Given task - Find each line containing the string "time". Copy it.

Data -
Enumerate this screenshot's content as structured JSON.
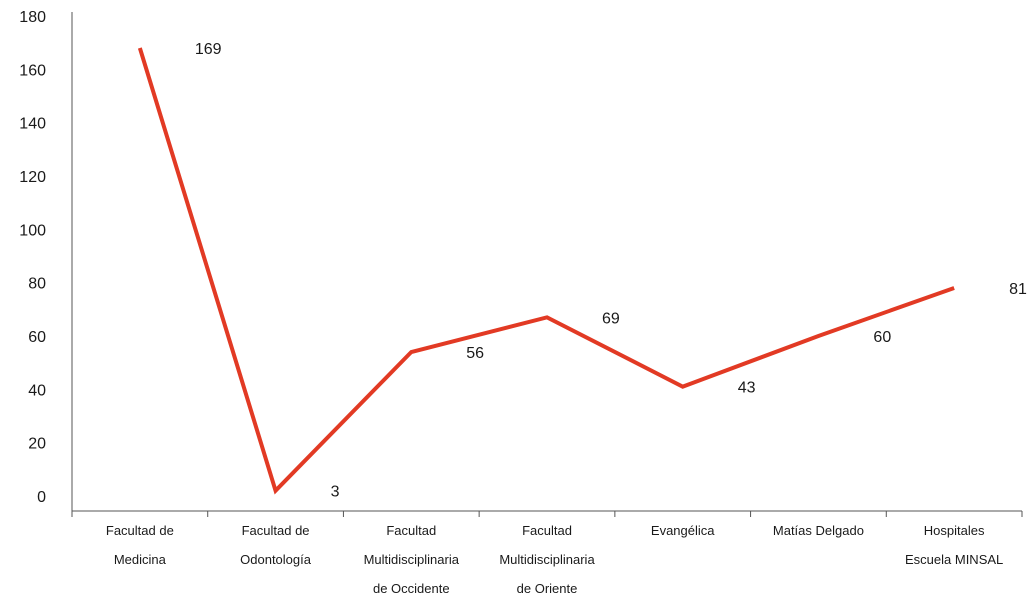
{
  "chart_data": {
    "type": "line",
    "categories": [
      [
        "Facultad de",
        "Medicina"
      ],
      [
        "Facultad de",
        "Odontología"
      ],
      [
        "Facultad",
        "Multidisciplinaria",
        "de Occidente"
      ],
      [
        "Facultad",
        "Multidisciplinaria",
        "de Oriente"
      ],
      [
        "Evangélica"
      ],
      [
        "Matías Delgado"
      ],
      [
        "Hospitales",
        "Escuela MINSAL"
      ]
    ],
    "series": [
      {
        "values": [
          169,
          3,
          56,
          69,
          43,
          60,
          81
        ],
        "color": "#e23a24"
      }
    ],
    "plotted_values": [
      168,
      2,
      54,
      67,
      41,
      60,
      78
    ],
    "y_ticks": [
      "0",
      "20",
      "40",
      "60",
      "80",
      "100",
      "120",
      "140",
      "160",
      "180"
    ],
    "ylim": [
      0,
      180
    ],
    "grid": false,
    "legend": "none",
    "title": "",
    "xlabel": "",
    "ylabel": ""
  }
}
...
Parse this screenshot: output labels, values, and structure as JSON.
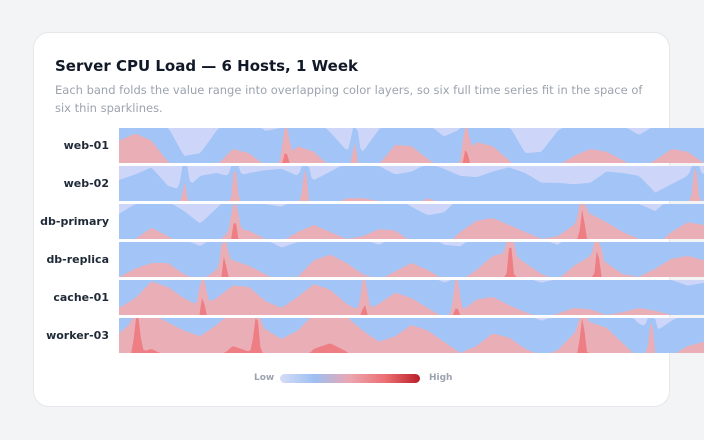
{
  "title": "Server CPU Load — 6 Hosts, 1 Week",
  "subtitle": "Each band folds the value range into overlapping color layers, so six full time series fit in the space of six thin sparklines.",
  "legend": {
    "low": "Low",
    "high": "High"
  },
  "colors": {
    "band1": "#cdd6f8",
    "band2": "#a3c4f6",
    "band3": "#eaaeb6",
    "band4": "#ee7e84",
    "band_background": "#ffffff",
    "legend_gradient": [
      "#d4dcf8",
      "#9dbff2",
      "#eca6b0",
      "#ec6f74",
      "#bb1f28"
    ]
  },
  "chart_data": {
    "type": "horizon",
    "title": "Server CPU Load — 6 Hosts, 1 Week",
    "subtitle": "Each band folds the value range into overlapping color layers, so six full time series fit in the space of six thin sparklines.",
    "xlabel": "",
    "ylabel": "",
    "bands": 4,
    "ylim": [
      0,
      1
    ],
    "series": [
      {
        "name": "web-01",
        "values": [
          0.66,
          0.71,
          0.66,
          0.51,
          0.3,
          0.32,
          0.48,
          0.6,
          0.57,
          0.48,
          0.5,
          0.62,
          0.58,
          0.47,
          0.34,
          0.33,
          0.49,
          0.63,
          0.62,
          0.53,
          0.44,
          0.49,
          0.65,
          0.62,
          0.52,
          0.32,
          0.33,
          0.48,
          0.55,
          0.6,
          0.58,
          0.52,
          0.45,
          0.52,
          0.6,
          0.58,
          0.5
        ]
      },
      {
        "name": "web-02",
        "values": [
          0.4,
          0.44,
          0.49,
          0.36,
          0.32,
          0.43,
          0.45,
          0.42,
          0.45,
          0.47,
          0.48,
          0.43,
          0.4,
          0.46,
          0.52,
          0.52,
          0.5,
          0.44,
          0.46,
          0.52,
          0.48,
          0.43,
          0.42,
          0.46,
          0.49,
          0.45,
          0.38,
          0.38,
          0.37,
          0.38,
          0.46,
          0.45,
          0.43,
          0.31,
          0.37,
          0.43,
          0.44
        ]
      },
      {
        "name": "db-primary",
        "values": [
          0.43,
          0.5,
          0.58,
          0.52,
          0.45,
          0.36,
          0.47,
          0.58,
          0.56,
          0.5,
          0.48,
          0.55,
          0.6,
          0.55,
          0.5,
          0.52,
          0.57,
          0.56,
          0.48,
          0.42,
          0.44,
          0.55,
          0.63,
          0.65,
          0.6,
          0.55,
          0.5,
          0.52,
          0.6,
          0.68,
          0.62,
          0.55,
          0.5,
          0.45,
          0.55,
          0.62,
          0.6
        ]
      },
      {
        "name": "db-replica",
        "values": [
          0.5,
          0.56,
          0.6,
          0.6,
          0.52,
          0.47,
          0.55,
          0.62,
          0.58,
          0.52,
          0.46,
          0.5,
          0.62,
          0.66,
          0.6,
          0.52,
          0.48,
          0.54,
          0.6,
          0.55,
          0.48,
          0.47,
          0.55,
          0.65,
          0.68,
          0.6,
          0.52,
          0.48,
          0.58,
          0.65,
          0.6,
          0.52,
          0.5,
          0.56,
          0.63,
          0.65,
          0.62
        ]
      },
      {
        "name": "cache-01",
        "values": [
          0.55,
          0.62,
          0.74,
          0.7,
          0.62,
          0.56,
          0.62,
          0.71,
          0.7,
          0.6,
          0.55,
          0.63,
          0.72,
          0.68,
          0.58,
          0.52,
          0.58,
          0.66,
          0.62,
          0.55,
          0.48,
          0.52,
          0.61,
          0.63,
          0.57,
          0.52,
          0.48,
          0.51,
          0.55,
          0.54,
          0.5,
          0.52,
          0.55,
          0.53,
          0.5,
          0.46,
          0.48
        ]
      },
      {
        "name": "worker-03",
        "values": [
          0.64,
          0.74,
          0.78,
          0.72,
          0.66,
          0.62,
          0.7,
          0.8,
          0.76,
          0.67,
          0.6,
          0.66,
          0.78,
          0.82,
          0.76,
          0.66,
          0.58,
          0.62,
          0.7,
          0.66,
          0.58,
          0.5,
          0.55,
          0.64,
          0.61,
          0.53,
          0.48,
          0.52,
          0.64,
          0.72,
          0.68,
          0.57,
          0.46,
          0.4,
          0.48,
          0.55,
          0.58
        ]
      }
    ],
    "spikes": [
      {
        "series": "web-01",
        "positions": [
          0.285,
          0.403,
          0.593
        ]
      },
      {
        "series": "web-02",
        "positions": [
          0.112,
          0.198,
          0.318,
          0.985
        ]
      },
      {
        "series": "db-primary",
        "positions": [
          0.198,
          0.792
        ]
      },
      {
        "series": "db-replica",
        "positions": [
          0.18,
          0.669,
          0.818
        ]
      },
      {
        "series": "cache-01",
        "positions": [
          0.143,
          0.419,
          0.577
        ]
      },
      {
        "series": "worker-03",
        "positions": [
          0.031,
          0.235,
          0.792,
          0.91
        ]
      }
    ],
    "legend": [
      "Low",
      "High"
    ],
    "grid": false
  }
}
...
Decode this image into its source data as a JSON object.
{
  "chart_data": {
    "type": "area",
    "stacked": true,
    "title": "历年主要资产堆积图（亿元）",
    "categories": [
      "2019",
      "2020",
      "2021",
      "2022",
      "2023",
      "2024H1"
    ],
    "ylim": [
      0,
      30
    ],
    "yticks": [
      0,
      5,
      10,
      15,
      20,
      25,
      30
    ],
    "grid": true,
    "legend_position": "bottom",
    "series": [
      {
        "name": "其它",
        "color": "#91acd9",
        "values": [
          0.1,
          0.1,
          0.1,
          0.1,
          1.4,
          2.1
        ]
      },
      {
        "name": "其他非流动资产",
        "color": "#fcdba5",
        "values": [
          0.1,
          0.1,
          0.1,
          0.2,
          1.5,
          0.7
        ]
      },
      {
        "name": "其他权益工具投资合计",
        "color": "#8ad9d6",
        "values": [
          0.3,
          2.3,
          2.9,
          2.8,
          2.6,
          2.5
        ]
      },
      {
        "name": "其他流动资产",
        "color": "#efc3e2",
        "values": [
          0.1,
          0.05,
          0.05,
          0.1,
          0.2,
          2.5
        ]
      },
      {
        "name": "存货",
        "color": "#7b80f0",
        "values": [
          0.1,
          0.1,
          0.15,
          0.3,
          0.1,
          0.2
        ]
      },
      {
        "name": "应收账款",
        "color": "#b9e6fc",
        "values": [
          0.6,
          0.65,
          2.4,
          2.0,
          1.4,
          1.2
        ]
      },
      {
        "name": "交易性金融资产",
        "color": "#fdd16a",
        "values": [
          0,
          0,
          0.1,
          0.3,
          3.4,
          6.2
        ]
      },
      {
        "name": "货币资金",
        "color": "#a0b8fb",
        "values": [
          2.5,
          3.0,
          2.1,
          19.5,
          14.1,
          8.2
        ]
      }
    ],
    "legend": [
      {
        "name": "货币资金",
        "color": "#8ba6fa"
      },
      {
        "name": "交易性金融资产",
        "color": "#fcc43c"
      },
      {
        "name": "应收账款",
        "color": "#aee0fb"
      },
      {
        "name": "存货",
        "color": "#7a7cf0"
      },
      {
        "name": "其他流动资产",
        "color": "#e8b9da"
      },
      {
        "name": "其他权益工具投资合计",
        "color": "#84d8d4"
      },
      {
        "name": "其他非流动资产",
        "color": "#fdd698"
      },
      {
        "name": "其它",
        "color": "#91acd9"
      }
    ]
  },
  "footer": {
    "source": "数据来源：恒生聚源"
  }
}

Solved problem -
  "subtitle": "Each band folds the value range into overlapping color layers, so six full time series fit in the space of six thin sparklines.",
    "subtitle": "Each band folds the value range into overlapping color layers, so six full time series fit in the space of six thin sparklines.",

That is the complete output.